Written instruction 1: In the chemistry revision text, reproduce the passage starting with "Buffers are used" and going on through "or basic solution.", substituting "brewing" for "fermentation".
Written instruction 2: Decide whether each statement agrees with the chemistry revision text. Answer yes or no, and quote the words that settle it. (a) In salt hydrolysis, an ion from a salt reacts with water. (b) Buffer solutions are added once fermentation has finished. (c) Weak acid/weak base titrations show a sharp pH change.

Supplied text:
"""
Why are buffers used in industrial processes?

Answer 37

Industrial processes use buffer solutions to maintain the optimum reaction conditions for large scale manufacturing.

Question 38

Give an example of where buffer solutions are used in industrial processes

Answer 38

Buffers are used in fermentation. Buffer solutions are added before fermentation begins to prevent the solution becoming too acidic.
They are also used in fabric dyeing processes and to perform chemical analysis.

Question 39

Define salt hydrolysis

Answer 39

A reaction where one of the ions from a salt reacts with water to form an acidic or basic solution.

Question 40

What needs to be considered when selecting an indicator for a titration?

Answer 40

The indicator chosen for a titration must change colour at exactly the end point of the titration. The indicator should change colour over a narrow pH range, which coincides with the vertical section of the pH curve.

Question 41

Give an example of an indicator which can be used in a titration and describe its colour change

Answer 41

Question 42

Why should a pH meter be used instead of an indicator in weak acid/weak base titrations?

Answer 42

In weak acid/weak base titrations there is no sharp pH change so it is very difficult to successfully use an indicator to get an accurate point of neutralisation. A pH meter should be used instead since it will be more accurate and precise.
"""
Recorded data:
"""
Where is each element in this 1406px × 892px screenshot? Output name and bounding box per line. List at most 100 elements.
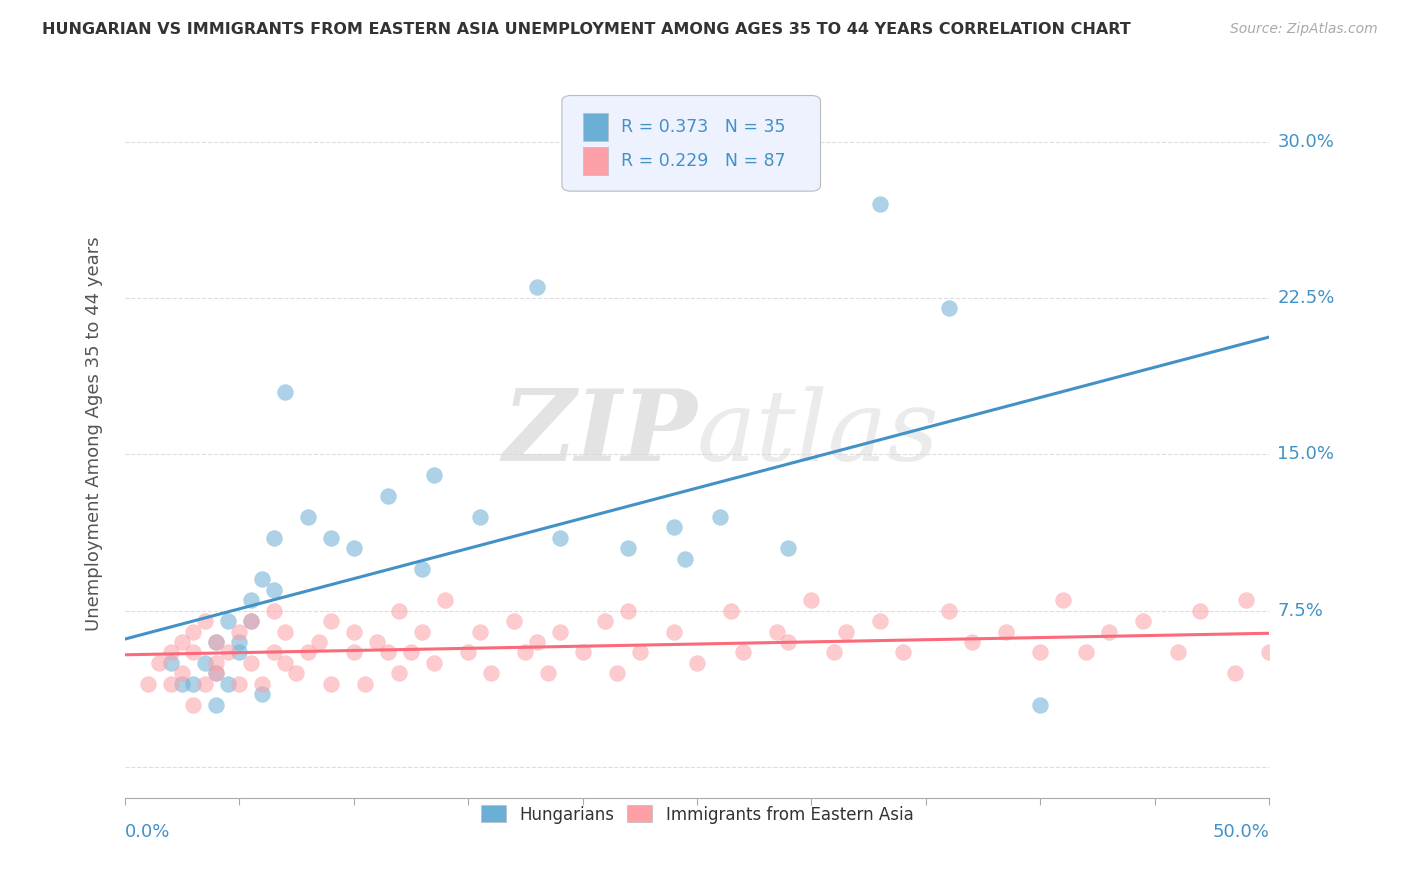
"""
Task result 1:
Buffers are used in brewing. Buffer solutions are added before brewing begins to prevent the solution becoming too acidic.
They are also used in fabric dyeing processes and to perform chemical analysis.

Question 39

Define salt hydrolysis

Answer 39

A reaction where one of the ions from a salt reacts with water to form an acidic or basic solution.

Task result 2:
(a) Yes: "one of the ions from a salt reacts with water to form an acidic or basic solution"
(b) No: "Buffer solutions are added before fermentation begins"
(c) No: "In weak acid/weak base titrations there is no sharp pH change"